Instructions for the task >>
Look below. Copy each line that has "title" in it.

Records that describe figures:
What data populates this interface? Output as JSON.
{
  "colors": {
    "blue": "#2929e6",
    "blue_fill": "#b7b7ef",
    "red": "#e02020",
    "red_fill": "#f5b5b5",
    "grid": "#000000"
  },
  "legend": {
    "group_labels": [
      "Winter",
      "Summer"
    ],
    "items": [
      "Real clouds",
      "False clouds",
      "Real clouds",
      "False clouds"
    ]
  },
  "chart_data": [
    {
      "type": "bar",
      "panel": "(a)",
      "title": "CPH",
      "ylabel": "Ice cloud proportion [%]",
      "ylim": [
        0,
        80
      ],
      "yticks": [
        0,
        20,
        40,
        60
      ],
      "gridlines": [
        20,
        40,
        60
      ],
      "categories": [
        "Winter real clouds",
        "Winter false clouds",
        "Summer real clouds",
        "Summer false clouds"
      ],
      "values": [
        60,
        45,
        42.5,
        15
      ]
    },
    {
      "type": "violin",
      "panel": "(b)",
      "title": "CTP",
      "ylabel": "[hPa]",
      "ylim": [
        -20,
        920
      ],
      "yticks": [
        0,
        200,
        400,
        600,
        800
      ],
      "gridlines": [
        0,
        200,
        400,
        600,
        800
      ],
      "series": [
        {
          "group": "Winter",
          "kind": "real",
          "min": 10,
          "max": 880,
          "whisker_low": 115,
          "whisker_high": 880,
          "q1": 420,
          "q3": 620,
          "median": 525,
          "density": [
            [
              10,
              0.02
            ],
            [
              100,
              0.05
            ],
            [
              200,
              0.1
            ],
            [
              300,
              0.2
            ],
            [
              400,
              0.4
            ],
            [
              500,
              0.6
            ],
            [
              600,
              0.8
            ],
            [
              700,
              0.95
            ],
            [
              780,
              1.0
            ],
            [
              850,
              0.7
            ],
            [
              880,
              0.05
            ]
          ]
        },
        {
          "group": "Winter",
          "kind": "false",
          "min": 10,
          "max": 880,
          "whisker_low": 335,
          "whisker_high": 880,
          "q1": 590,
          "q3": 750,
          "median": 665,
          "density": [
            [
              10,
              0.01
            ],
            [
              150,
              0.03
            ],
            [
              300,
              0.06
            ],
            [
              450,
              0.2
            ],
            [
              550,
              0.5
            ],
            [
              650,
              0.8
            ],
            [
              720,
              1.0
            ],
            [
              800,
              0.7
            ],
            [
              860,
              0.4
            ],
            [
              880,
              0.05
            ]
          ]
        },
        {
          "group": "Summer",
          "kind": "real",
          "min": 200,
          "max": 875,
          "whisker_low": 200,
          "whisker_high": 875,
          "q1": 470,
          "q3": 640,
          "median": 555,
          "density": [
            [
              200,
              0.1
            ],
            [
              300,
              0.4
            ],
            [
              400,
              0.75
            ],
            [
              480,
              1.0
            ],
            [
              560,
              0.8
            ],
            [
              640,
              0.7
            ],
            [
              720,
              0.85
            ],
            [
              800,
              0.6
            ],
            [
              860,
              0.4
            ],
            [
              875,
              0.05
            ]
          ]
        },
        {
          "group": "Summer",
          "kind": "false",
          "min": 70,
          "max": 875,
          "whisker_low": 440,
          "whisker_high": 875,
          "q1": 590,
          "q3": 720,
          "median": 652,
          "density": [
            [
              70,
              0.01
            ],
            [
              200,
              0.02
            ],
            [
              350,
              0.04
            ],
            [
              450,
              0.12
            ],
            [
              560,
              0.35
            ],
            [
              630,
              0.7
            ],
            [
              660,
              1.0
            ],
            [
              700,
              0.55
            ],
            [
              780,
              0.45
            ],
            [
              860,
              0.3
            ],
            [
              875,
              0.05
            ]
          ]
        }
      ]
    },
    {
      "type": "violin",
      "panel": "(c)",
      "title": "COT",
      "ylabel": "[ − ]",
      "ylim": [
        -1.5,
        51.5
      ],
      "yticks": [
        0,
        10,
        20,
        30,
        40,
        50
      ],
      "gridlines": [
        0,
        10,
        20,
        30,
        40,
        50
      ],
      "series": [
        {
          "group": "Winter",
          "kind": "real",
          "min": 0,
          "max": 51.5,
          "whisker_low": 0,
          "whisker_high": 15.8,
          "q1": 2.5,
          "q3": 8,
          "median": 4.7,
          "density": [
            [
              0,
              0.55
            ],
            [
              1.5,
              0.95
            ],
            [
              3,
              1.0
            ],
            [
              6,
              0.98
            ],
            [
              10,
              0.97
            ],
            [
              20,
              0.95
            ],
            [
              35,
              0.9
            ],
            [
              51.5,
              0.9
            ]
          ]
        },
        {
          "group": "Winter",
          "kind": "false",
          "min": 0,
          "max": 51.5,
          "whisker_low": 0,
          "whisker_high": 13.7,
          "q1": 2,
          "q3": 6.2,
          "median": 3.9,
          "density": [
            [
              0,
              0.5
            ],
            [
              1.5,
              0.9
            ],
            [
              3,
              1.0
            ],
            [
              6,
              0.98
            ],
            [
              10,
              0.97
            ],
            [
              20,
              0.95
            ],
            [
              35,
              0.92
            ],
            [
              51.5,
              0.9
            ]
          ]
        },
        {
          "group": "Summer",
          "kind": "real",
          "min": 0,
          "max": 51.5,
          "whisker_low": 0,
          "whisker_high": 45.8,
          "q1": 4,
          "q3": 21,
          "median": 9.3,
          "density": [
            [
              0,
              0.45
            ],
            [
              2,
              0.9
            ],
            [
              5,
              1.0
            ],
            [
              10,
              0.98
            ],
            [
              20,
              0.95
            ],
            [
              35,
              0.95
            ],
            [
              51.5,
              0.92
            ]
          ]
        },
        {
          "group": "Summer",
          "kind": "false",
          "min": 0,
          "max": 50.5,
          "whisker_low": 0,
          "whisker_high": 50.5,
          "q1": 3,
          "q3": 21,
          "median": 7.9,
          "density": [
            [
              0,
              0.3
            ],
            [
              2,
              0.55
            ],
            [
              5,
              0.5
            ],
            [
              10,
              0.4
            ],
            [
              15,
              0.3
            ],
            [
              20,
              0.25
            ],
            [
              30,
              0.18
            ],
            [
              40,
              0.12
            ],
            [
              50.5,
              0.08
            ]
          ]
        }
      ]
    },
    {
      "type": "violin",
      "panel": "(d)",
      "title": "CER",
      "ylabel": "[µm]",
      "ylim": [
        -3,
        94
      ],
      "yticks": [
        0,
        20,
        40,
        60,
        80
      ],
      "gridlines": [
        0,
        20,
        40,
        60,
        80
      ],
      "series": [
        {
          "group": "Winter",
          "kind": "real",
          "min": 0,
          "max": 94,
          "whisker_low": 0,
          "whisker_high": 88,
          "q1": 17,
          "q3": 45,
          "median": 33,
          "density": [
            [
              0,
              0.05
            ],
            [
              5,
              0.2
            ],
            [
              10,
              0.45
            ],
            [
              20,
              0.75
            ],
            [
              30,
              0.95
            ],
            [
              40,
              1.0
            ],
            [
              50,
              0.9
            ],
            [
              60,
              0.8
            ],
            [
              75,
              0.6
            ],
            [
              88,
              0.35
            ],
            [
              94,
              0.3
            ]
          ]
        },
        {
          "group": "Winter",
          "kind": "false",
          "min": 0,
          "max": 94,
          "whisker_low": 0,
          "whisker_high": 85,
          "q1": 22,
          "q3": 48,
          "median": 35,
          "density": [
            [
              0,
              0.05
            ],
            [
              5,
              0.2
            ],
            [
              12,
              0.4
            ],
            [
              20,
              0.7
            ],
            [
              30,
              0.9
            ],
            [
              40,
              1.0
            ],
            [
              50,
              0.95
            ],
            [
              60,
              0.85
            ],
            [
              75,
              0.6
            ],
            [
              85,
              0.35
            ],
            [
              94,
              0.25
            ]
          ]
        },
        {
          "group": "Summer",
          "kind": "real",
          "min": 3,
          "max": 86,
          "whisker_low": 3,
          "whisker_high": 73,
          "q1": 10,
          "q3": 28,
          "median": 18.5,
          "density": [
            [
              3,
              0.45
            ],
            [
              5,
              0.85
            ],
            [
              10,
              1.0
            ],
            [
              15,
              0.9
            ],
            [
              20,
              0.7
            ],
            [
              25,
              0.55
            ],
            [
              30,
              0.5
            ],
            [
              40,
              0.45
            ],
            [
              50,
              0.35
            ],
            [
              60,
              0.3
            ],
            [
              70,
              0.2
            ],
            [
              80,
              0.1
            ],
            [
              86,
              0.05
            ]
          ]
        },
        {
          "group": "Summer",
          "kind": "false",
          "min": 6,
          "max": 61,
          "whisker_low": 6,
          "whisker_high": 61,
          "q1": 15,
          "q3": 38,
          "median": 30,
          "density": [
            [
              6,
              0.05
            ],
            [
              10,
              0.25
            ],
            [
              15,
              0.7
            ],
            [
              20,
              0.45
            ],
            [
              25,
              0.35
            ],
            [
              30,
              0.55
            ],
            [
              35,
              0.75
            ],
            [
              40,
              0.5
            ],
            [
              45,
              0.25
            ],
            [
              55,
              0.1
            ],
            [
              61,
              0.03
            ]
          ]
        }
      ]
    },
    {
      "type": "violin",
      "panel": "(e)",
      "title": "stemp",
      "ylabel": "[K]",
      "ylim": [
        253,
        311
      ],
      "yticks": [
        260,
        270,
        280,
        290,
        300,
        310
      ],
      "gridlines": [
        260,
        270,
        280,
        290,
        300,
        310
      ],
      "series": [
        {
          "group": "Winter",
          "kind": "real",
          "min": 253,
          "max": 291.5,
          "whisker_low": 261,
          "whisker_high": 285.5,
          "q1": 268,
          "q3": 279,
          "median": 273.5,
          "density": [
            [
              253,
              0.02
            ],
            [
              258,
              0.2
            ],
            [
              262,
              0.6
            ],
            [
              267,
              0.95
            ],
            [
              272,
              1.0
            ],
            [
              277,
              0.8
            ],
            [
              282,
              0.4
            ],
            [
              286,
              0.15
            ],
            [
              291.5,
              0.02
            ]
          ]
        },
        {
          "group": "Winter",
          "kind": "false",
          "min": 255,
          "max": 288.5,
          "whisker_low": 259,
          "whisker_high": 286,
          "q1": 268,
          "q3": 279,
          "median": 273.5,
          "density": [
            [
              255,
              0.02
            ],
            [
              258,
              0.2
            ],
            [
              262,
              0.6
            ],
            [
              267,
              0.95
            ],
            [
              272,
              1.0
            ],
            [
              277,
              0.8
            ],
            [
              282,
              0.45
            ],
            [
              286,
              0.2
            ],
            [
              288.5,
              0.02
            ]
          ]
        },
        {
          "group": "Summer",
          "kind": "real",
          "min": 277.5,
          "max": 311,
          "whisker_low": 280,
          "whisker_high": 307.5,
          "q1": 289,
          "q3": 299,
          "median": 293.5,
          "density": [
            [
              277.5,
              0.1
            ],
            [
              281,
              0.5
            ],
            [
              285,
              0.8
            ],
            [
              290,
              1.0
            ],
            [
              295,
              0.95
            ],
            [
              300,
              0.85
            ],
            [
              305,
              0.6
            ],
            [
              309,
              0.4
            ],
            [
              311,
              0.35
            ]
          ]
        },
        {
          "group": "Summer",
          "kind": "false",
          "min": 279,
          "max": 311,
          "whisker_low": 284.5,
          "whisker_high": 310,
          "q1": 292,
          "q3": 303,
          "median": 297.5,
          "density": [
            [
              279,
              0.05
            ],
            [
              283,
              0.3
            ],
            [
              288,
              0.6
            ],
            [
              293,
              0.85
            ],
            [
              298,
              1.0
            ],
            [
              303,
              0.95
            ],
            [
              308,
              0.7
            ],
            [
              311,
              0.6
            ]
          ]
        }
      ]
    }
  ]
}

The completed task >>
      "title": "CPH",
      "title": "CTP",
      "title": "COT",
      "title": "CER",
      "title": "stemp",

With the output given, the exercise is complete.